** THE INPUT **
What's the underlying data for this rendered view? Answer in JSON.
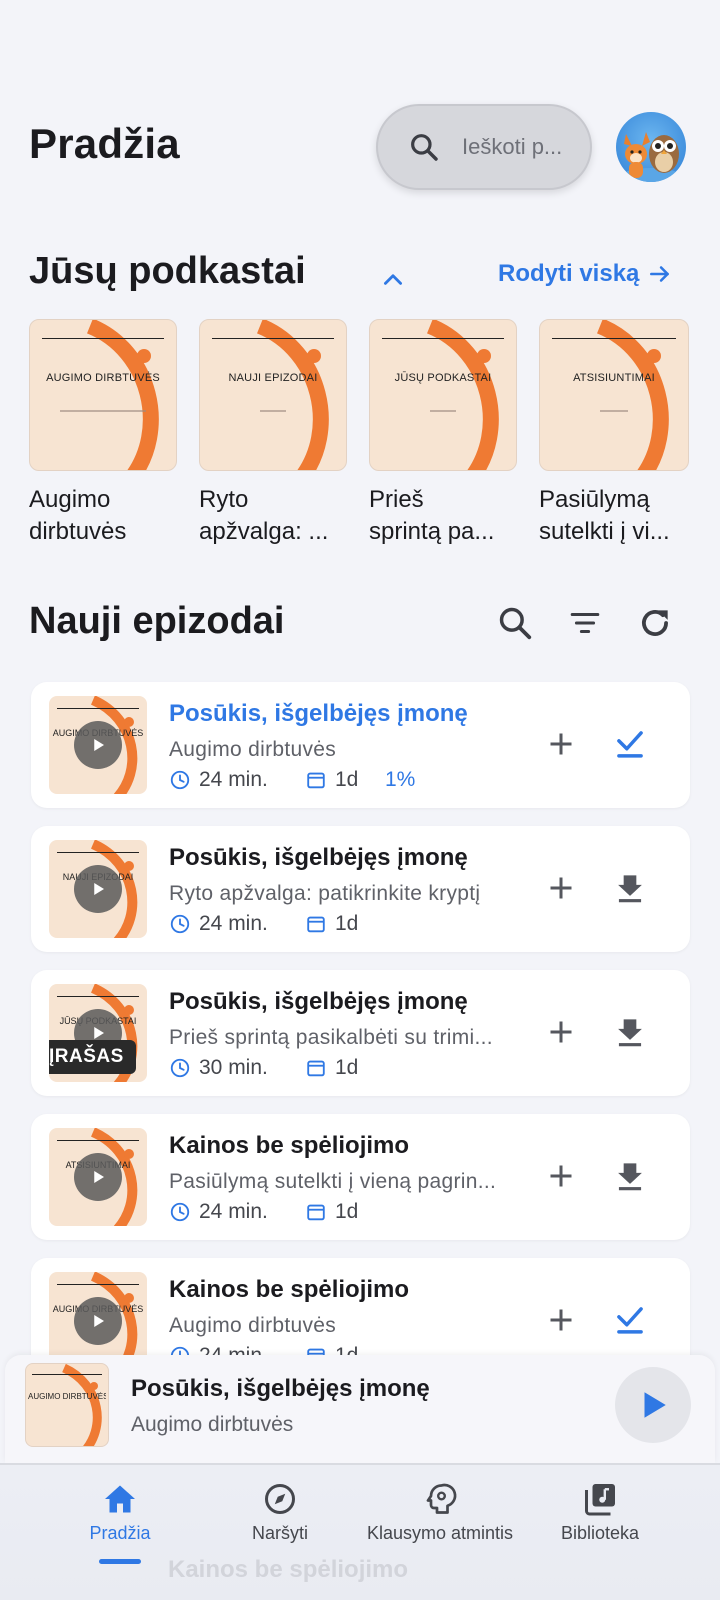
{
  "header": {
    "title": "Pradžia",
    "search_placeholder": "Ieškoti p..."
  },
  "podcasts_section": {
    "title": "Jūsų podkastai",
    "show_all": "Rodyti viską",
    "items": [
      {
        "cover_title": "AUGIMO DIRBTUVĖS",
        "label_line1": "Augimo",
        "label_line2": "dirbtuvės"
      },
      {
        "cover_title": "NAUJI EPIZODAI",
        "label_line1": "Ryto",
        "label_line2": "apžvalga: ..."
      },
      {
        "cover_title": "JŪSŲ PODKASTAI",
        "label_line1": "Prieš",
        "label_line2": "sprintą pa..."
      },
      {
        "cover_title": "ATSISIUNTIMAI",
        "label_line1": "Pasiūlymą",
        "label_line2": "sutelkti į vi..."
      }
    ]
  },
  "episodes_section": {
    "title": "Nauji epizodai",
    "items": [
      {
        "cover_title": "AUGIMO DIRBTUVĖS",
        "title": "Posūkis, išgelbėjęs įmonę",
        "subtitle": "Augimo dirbtuvės",
        "duration": "24 min.",
        "date": "1d",
        "progress": "1%",
        "action": "done",
        "active": true
      },
      {
        "cover_title": "NAUJI EPIZODAI",
        "title": "Posūkis, išgelbėjęs įmonę",
        "subtitle": "Ryto apžvalga: patikrinkite kryptį",
        "duration": "24 min.",
        "date": "1d",
        "action": "download"
      },
      {
        "cover_title": "JŪSŲ PODKASTAI",
        "title": "Posūkis, išgelbėjęs įmonę",
        "subtitle": "Prieš sprintą pasikalbėti su trimi...",
        "duration": "30 min.",
        "date": "1d",
        "badge": "ĮRAŠAS",
        "action": "download"
      },
      {
        "cover_title": "ATSISIUNTIMAI",
        "title": "Kainos be spėliojimo",
        "subtitle": "Pasiūlymą sutelkti į vieną pagrin...",
        "duration": "24 min.",
        "date": "1d",
        "action": "download"
      },
      {
        "cover_title": "AUGIMO DIRBTUVĖS",
        "title": "Kainos be spėliojimo",
        "subtitle": "Augimo dirbtuvės",
        "duration": "24 min.",
        "date": "1d",
        "action": "done"
      }
    ]
  },
  "mini_player": {
    "cover_title": "AUGIMO DIRBTUVĖS",
    "title": "Posūkis, išgelbėjęs įmonę",
    "subtitle": "Augimo dirbtuvės"
  },
  "bottom_nav": {
    "items": [
      {
        "label": "Pradžia",
        "icon": "home-icon",
        "active": true
      },
      {
        "label": "Naršyti",
        "icon": "compass-icon"
      },
      {
        "label": "Klausymo atmintis",
        "icon": "head-gear-icon"
      },
      {
        "label": "Biblioteka",
        "icon": "library-music-icon"
      }
    ]
  },
  "peek_text": "Kainos be spėliojimo",
  "colors": {
    "accent": "#2f78e4",
    "cover_bg": "#f7e4d2",
    "cover_arc": "#ef7a33",
    "background": "#f3f4f9"
  }
}
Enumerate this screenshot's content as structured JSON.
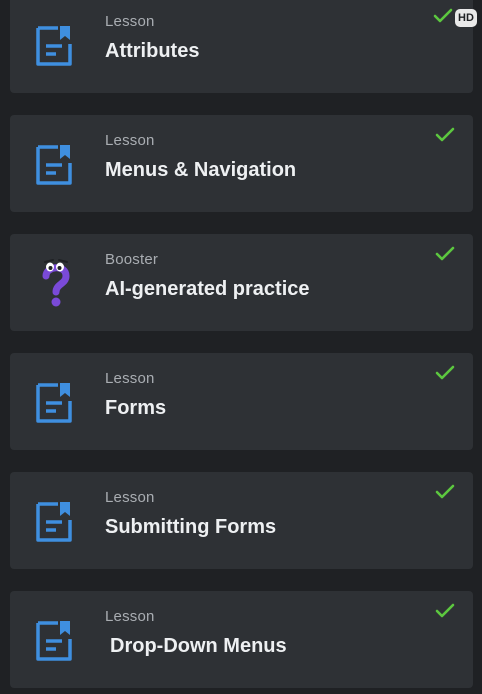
{
  "items": [
    {
      "type": "Lesson",
      "title": "Attributes",
      "icon": "lesson-icon",
      "completed": true
    },
    {
      "type": "Lesson",
      "title": "Menus & Navigation",
      "icon": "lesson-icon",
      "completed": true
    },
    {
      "type": "Booster",
      "title": "AI-generated practice",
      "icon": "booster-question-icon",
      "completed": true
    },
    {
      "type": "Lesson",
      "title": "Forms",
      "icon": "lesson-icon",
      "completed": true
    },
    {
      "type": "Lesson",
      "title": "Submitting Forms",
      "icon": "lesson-icon",
      "completed": true
    },
    {
      "type": "Lesson",
      "title": "Drop-Down Menus",
      "icon": "lesson-icon",
      "completed": true
    }
  ],
  "badge": {
    "label": "HD"
  },
  "colors": {
    "background": "#1f2124",
    "card": "#2e3135",
    "lesson_icon": "#3f8fe0",
    "check": "#5cc73f",
    "booster": "#7a4ad8"
  }
}
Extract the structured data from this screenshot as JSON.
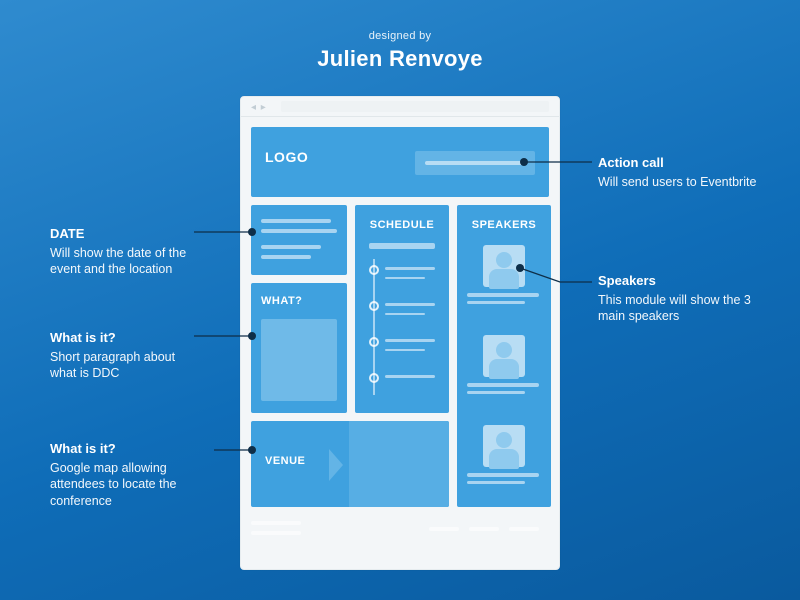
{
  "credit": {
    "by": "designed by",
    "name": "Julien Renvoye"
  },
  "wire": {
    "logo": "LOGO",
    "what": "WHAT?",
    "schedule": "SCHEDULE",
    "speakers": "SPEAKERS",
    "venue": "VENUE"
  },
  "annos": {
    "cta": {
      "title": "Action call",
      "body": "Will send users to Eventbrite"
    },
    "date": {
      "title": "DATE",
      "body": "Will show the date of the event and the location"
    },
    "what": {
      "title": "What is it?",
      "body": "Short paragraph about what is DDC"
    },
    "venue": {
      "title": "What is it?",
      "body": "Google map allowing attendees to locate the conference"
    },
    "speakers": {
      "title": "Speakers",
      "body": "This module will show the 3 main speakers"
    }
  }
}
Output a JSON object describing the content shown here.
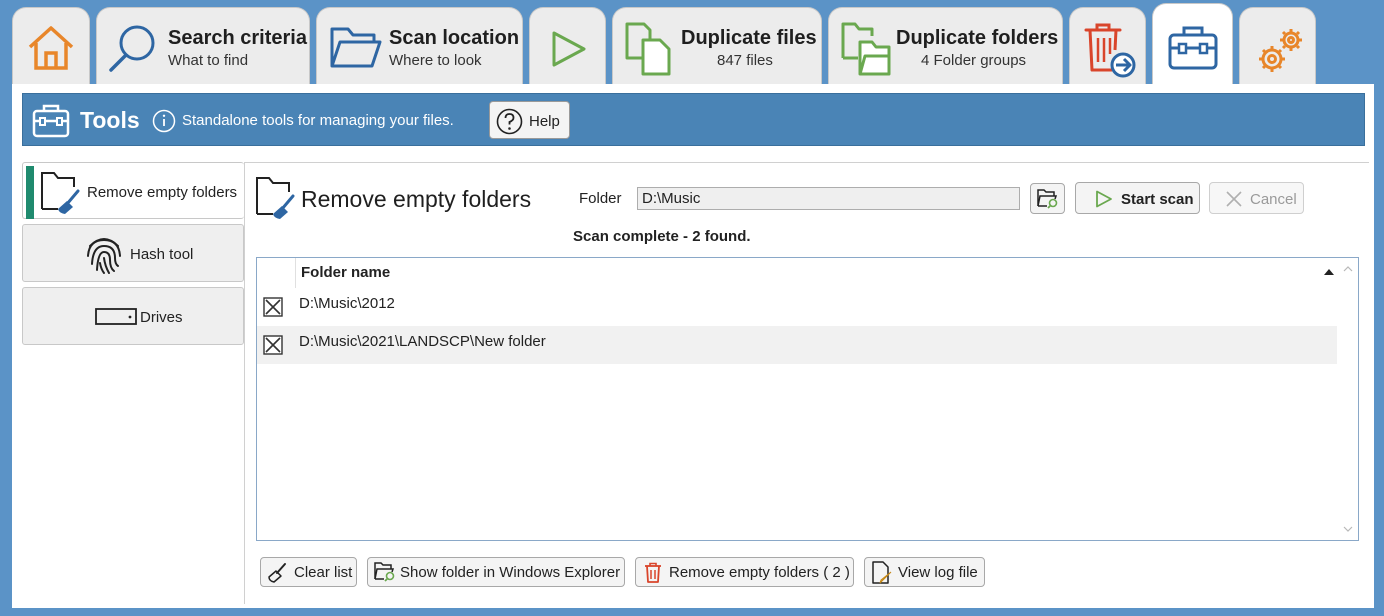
{
  "tabs": {
    "home": {
      "icon": "home-icon"
    },
    "search": {
      "title": "Search criteria",
      "subtitle": "What to find",
      "icon": "search-icon"
    },
    "scan": {
      "title": "Scan location",
      "subtitle": "Where to look",
      "icon": "folder-icon"
    },
    "run": {
      "icon": "play-icon"
    },
    "dupfiles": {
      "title": "Duplicate files",
      "subtitle": "847 files",
      "icon": "duplicate-files-icon"
    },
    "dupfolders": {
      "title": "Duplicate folders",
      "subtitle": "4 Folder groups",
      "icon": "duplicate-folders-icon"
    },
    "delete": {
      "icon": "trash-move-icon"
    },
    "tools": {
      "icon": "toolbox-icon"
    },
    "settings": {
      "icon": "gears-icon"
    }
  },
  "toolsbar": {
    "title": "Tools",
    "description": "Standalone tools for managing your files.",
    "help_label": "Help"
  },
  "sidebar": {
    "items": [
      {
        "label": "Remove empty folders",
        "icon": "folder-brush-icon"
      },
      {
        "label": "Hash tool",
        "icon": "fingerprint-icon"
      },
      {
        "label": "Drives",
        "icon": "drive-icon"
      }
    ]
  },
  "content": {
    "title": "Remove empty folders",
    "folder_label": "Folder",
    "folder_value": "D:\\Music",
    "start_scan_label": "Start scan",
    "cancel_label": "Cancel",
    "status": "Scan complete - 2 found."
  },
  "list": {
    "header": "Folder name",
    "rows": [
      "D:\\Music\\2012",
      "D:\\Music\\2021\\LANDSCP\\New folder"
    ]
  },
  "buttons": {
    "clear": "Clear list",
    "show": "Show folder in Windows Explorer",
    "remove": "Remove empty folders ( 2 )",
    "log": "View log file"
  },
  "colors": {
    "accent": "#4a84b6",
    "background": "#5b93c7",
    "home_orange": "#e8862a",
    "green": "#6aa84f",
    "red": "#d9452b"
  }
}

** EXERCISE **
In your copy of the listing above, reproduce each line exactly and omit all pictures.

** THE SOLUTION **
What's the underlying data for this rendered view? Answer in JSON.
{
  "header": {
    "title": "Pradžia",
    "search_placeholder": "Ieškoti p..."
  },
  "podcasts_section": {
    "title": "Jūsų podkastai",
    "show_all": "Rodyti viską",
    "items": [
      {
        "cover_title": "AUGIMO DIRBTUVĖS",
        "label_line1": "Augimo",
        "label_line2": "dirbtuvės"
      },
      {
        "cover_title": "NAUJI EPIZODAI",
        "label_line1": "Ryto",
        "label_line2": "apžvalga: ..."
      },
      {
        "cover_title": "JŪSŲ PODKASTAI",
        "label_line1": "Prieš",
        "label_line2": "sprintą pa..."
      },
      {
        "cover_title": "ATSISIUNTIMAI",
        "label_line1": "Pasiūlymą",
        "label_line2": "sutelkti į vi..."
      }
    ]
  },
  "episodes_section": {
    "title": "Nauji epizodai",
    "items": [
      {
        "cover_title": "AUGIMO DIRBTUVĖS",
        "title": "Posūkis, išgelbėjęs įmonę",
        "subtitle": "Augimo dirbtuvės",
        "duration": "24 min.",
        "date": "1d",
        "progress": "1%",
        "action": "done",
        "active": true
      },
      {
        "cover_title": "NAUJI EPIZODAI",
        "title": "Posūkis, išgelbėjęs įmonę",
        "subtitle": "Ryto apžvalga: patikrinkite kryptį",
        "duration": "24 min.",
        "date": "1d",
        "action": "download"
      },
      {
        "cover_title": "JŪSŲ PODKASTAI",
        "title": "Posūkis, išgelbėjęs įmonę",
        "subtitle": "Prieš sprintą pasikalbėti su trimi...",
        "duration": "30 min.",
        "date": "1d",
        "badge": "ĮRAŠAS",
        "action": "download"
      },
      {
        "cover_title": "ATSISIUNTIMAI",
        "title": "Kainos be spėliojimo",
        "subtitle": "Pasiūlymą sutelkti į vieną pagrin...",
        "duration": "24 min.",
        "date": "1d",
        "action": "download"
      },
      {
        "cover_title": "AUGIMO DIRBTUVĖS",
        "title": "Kainos be spėliojimo",
        "subtitle": "Augimo dirbtuvės",
        "duration": "24 min.",
        "date": "1d",
        "action": "done"
      }
    ]
  },
  "mini_player": {
    "cover_title": "AUGIMO DIRBTUVĖS",
    "title": "Posūkis, išgelbėjęs įmonę",
    "subtitle": "Augimo dirbtuvės"
  },
  "bottom_nav": {
    "items": [
      {
        "label": "Pradžia",
        "icon": "home-icon",
        "active": true
      },
      {
        "label": "Naršyti",
        "icon": "compass-icon"
      },
      {
        "label": "Klausymo atmintis",
        "icon": "head-gear-icon"
      },
      {
        "label": "Biblioteka",
        "icon": "library-music-icon"
      }
    ]
  },
  "peek_text": "Kainos be spėliojimo",
  "colors": {
    "accent": "#2f78e4",
    "cover_bg": "#f7e4d2",
    "cover_arc": "#ef7a33",
    "background": "#f3f4f9"
  }
}
Enumerate this screenshot's content as structured JSON.
{
  "items": [
    {
      "type": "Lesson",
      "title": "Attributes",
      "icon": "lesson-icon",
      "completed": true
    },
    {
      "type": "Lesson",
      "title": "Menus & Navigation",
      "icon": "lesson-icon",
      "completed": true
    },
    {
      "type": "Booster",
      "title": "AI-generated practice",
      "icon": "booster-question-icon",
      "completed": true
    },
    {
      "type": "Lesson",
      "title": "Forms",
      "icon": "lesson-icon",
      "completed": true
    },
    {
      "type": "Lesson",
      "title": "Submitting Forms",
      "icon": "lesson-icon",
      "completed": true
    },
    {
      "type": "Lesson",
      "title": "Drop-Down Menus",
      "icon": "lesson-icon",
      "completed": true
    }
  ],
  "badge": {
    "label": "HD"
  },
  "colors": {
    "background": "#1f2124",
    "card": "#2e3135",
    "lesson_icon": "#3f8fe0",
    "check": "#5cc73f",
    "booster": "#7a4ad8"
  }
}
Extract the structured data from this screenshot as JSON.
{
  "credit": {
    "by": "designed by",
    "name": "Julien Renvoye"
  },
  "wire": {
    "logo": "LOGO",
    "what": "WHAT?",
    "schedule": "SCHEDULE",
    "speakers": "SPEAKERS",
    "venue": "VENUE"
  },
  "annos": {
    "cta": {
      "title": "Action call",
      "body": "Will send users to Eventbrite"
    },
    "date": {
      "title": "DATE",
      "body": "Will show the date of the event and the location"
    },
    "what": {
      "title": "What is it?",
      "body": "Short paragraph about what is DDC"
    },
    "venue": {
      "title": "What is it?",
      "body": "Google map allowing attendees to locate the conference"
    },
    "speakers": {
      "title": "Speakers",
      "body": "This module will show the 3 main speakers"
    }
  }
}
Output a JSON object describing the content shown here.
{
  "tabs": {
    "home": {
      "icon": "home-icon"
    },
    "search": {
      "title": "Search criteria",
      "subtitle": "What to find",
      "icon": "search-icon"
    },
    "scan": {
      "title": "Scan location",
      "subtitle": "Where to look",
      "icon": "folder-icon"
    },
    "run": {
      "icon": "play-icon"
    },
    "dupfiles": {
      "title": "Duplicate files",
      "subtitle": "847 files",
      "icon": "duplicate-files-icon"
    },
    "dupfolders": {
      "title": "Duplicate folders",
      "subtitle": "4 Folder groups",
      "icon": "duplicate-folders-icon"
    },
    "delete": {
      "icon": "trash-move-icon"
    },
    "tools": {
      "icon": "toolbox-icon"
    },
    "settings": {
      "icon": "gears-icon"
    }
  },
  "toolsbar": {
    "title": "Tools",
    "description": "Standalone tools for managing your files.",
    "help_label": "Help"
  },
  "sidebar": {
    "items": [
      {
        "label": "Remove empty folders",
        "icon": "folder-brush-icon"
      },
      {
        "label": "Hash tool",
        "icon": "fingerprint-icon"
      },
      {
        "label": "Drives",
        "icon": "drive-icon"
      }
    ]
  },
  "content": {
    "title": "Remove empty folders",
    "folder_label": "Folder",
    "folder_value": "D:\\Music",
    "start_scan_label": "Start scan",
    "cancel_label": "Cancel",
    "status": "Scan complete - 2 found."
  },
  "list": {
    "header": "Folder name",
    "rows": [
      "D:\\Music\\2012",
      "D:\\Music\\2021\\LANDSCP\\New folder"
    ]
  },
  "buttons": {
    "clear": "Clear list",
    "show": "Show folder in Windows Explorer",
    "remove": "Remove empty folders ( 2 )",
    "log": "View log file"
  },
  "colors": {
    "accent": "#4a84b6",
    "background": "#5b93c7",
    "home_orange": "#e8862a",
    "green": "#6aa84f",
    "red": "#d9452b"
  }
}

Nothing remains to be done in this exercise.